Records
------------------------------------------------------------
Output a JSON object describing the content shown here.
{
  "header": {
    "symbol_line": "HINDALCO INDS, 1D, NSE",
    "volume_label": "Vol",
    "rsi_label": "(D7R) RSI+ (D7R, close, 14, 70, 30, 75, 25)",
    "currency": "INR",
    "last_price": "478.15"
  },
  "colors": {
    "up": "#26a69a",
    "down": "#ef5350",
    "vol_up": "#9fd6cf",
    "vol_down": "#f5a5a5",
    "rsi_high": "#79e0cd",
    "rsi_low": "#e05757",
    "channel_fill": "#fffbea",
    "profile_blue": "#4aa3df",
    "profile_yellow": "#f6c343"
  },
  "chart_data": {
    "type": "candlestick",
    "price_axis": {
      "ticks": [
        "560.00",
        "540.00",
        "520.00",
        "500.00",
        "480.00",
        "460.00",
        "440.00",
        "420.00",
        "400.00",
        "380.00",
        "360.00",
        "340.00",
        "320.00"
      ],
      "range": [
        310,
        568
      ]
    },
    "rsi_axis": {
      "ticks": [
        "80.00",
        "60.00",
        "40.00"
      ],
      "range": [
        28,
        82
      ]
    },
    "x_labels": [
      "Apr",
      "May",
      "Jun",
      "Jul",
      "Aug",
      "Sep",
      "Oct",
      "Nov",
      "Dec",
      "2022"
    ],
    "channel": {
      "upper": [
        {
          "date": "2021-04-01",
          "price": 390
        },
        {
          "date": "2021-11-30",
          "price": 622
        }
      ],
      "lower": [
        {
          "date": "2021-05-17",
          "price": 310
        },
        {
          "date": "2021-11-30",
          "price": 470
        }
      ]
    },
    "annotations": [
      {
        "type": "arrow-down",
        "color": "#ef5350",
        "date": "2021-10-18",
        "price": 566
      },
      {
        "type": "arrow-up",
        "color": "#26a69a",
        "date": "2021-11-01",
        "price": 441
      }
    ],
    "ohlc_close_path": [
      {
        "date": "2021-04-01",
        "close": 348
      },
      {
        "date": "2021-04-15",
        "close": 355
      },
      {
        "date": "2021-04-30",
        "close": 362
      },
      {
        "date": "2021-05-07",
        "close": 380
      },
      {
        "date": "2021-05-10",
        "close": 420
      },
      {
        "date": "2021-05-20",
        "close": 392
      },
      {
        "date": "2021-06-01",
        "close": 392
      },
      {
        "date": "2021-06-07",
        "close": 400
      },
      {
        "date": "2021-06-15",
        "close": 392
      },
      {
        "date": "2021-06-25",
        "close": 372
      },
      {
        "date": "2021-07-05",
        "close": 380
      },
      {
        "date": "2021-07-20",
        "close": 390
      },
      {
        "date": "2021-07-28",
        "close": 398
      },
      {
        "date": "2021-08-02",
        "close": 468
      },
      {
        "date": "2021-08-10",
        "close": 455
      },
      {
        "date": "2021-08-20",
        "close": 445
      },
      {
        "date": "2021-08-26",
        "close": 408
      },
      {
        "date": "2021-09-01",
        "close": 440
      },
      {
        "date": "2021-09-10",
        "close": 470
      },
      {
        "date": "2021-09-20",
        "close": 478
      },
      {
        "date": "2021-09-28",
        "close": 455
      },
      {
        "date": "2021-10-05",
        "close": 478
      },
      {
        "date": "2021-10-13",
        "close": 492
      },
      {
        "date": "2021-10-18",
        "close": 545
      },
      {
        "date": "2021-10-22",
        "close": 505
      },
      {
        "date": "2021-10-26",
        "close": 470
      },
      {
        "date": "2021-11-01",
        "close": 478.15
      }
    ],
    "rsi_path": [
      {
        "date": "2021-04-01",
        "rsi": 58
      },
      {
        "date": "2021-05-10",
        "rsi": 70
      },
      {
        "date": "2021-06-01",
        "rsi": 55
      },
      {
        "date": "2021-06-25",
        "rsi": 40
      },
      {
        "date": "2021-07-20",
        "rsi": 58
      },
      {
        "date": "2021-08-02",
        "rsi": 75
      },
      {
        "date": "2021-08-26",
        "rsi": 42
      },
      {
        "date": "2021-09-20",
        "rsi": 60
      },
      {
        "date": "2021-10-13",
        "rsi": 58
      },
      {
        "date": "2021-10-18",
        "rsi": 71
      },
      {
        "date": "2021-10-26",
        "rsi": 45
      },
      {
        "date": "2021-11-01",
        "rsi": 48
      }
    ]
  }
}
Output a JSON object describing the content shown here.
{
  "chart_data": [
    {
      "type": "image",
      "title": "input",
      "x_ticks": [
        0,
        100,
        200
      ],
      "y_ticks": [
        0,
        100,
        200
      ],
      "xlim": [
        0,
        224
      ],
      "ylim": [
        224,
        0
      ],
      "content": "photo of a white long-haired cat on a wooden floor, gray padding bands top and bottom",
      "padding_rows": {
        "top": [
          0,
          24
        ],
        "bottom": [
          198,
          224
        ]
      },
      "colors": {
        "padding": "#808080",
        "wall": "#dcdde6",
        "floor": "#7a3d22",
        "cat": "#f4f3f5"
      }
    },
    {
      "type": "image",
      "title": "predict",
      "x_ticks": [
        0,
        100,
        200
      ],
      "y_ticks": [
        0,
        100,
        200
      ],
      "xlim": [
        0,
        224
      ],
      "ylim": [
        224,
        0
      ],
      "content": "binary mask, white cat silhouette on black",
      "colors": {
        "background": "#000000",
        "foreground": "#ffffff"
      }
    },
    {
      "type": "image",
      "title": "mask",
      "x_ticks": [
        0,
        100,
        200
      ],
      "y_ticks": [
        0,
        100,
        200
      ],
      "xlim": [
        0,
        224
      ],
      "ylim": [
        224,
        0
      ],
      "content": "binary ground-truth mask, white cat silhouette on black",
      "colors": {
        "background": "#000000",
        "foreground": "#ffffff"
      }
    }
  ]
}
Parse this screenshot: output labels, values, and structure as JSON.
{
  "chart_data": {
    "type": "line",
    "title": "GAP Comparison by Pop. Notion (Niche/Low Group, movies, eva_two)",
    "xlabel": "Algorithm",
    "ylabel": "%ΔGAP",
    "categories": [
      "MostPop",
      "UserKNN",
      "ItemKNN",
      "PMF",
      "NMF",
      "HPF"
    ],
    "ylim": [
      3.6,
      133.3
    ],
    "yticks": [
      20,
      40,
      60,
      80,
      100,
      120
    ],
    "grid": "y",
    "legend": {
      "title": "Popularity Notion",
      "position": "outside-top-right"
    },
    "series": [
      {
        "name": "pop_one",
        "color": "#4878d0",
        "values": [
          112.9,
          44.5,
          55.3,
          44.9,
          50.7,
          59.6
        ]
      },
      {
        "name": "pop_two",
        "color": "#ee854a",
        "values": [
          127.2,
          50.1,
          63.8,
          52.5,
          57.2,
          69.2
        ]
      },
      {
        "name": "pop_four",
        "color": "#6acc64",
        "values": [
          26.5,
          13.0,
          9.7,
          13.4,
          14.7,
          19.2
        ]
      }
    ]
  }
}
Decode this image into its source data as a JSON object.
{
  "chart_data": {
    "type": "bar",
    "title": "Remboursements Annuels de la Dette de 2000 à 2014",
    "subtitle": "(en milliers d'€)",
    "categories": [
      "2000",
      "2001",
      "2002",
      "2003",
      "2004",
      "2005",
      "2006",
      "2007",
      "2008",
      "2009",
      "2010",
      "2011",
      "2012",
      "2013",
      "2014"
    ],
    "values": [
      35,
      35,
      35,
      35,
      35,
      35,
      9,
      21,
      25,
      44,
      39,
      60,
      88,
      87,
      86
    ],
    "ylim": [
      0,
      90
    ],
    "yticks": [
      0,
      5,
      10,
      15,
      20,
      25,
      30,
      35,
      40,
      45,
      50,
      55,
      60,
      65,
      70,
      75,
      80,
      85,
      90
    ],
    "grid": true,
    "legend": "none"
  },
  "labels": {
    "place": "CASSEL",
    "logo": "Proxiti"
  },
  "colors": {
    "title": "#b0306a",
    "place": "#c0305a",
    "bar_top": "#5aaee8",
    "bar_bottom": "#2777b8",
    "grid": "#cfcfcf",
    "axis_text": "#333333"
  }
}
------------------------------------------------------------
- EXERCISE
Report only how many lines in the records contain the word "this".

- TASK RESPONSE
2